WHAT YOU ARE ASKED TO DO
In your copy, reproduce the entries exactly as they are, minus the images.

--- RECORDS FOR PROCESSING ---

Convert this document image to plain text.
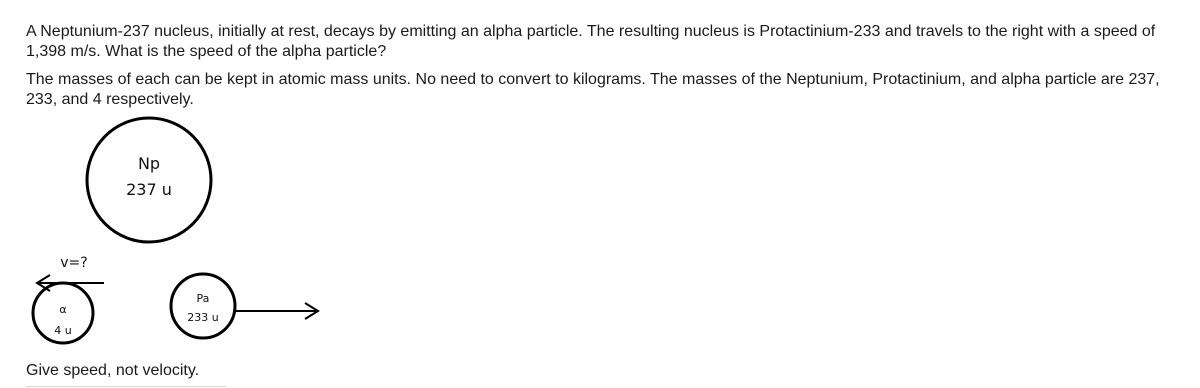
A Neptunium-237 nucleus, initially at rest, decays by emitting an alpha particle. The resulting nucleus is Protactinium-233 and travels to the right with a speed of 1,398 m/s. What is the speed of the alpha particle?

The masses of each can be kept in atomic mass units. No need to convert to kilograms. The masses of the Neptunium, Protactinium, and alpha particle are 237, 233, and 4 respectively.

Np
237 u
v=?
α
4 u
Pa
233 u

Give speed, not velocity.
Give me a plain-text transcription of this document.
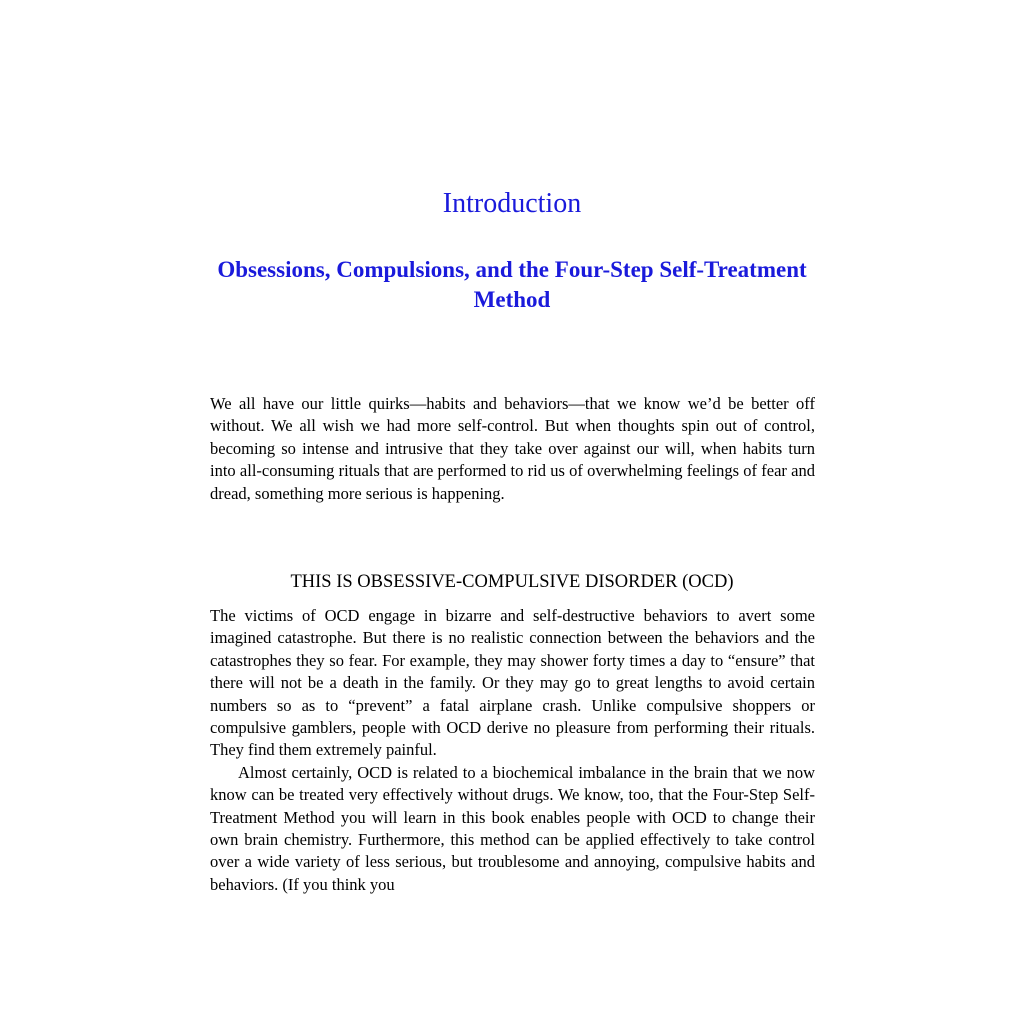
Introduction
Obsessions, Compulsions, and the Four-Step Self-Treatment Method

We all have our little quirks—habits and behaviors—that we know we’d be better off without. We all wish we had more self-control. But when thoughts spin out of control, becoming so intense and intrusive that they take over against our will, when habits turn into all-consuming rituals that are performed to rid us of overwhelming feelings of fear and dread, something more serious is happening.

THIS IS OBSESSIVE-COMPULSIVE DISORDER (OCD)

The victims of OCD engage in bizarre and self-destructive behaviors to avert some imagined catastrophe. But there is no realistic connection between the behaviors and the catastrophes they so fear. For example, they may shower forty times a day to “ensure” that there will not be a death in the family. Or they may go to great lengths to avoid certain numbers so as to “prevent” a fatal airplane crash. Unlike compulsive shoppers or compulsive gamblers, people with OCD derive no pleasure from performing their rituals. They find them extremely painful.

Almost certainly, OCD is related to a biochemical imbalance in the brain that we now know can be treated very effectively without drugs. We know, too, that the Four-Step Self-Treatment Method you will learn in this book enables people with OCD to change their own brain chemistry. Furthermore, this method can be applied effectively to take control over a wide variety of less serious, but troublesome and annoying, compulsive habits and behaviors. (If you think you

---

FINAL RESULT
Convert this document image to plain text.
A Neptunium-237 nucleus, initially at rest, decays by emitting an alpha particle. The resulting nucleus is Protactinium-233 and travels to the right with a speed of 1,398 m/s. What is the speed of the alpha particle?

The masses of each can be kept in atomic mass units. No need to convert to kilograms. The masses of the Neptunium, Protactinium, and alpha particle are 237, 233, and 4 respectively.

Np
237 u
v=?
α
4 u
Pa
233 u

Give speed, not velocity.
Give me a plain-text transcription of this document.
Introduction
Obsessions, Compulsions, and the Four-Step Self-Treatment Method

We all have our little quirks—habits and behaviors—that we know we’d be better off without. We all wish we had more self-control. But when thoughts spin out of control, becoming so intense and intrusive that they take over against our will, when habits turn into all-consuming rituals that are performed to rid us of overwhelming feelings of fear and dread, something more serious is happening.

THIS IS OBSESSIVE-COMPULSIVE DISORDER (OCD)

The victims of OCD engage in bizarre and self-destructive behaviors to avert some imagined catastrophe. But there is no realistic connection between the behaviors and the catastrophes they so fear. For example, they may shower forty times a day to “ensure” that there will not be a death in the family. Or they may go to great lengths to avoid certain numbers so as to “prevent” a fatal airplane crash. Unlike compulsive shoppers or compulsive gamblers, people with OCD derive no pleasure from performing their rituals. They find them extremely painful.

Almost certainly, OCD is related to a biochemical imbalance in the brain that we now know can be treated very effectively without drugs. We know, too, that the Four-Step Self-Treatment Method you will learn in this book enables people with OCD to change their own brain chemistry. Furthermore, this method can be applied effectively to take control over a wide variety of less serious, but troublesome and annoying, compulsive habits and behaviors. (If you think you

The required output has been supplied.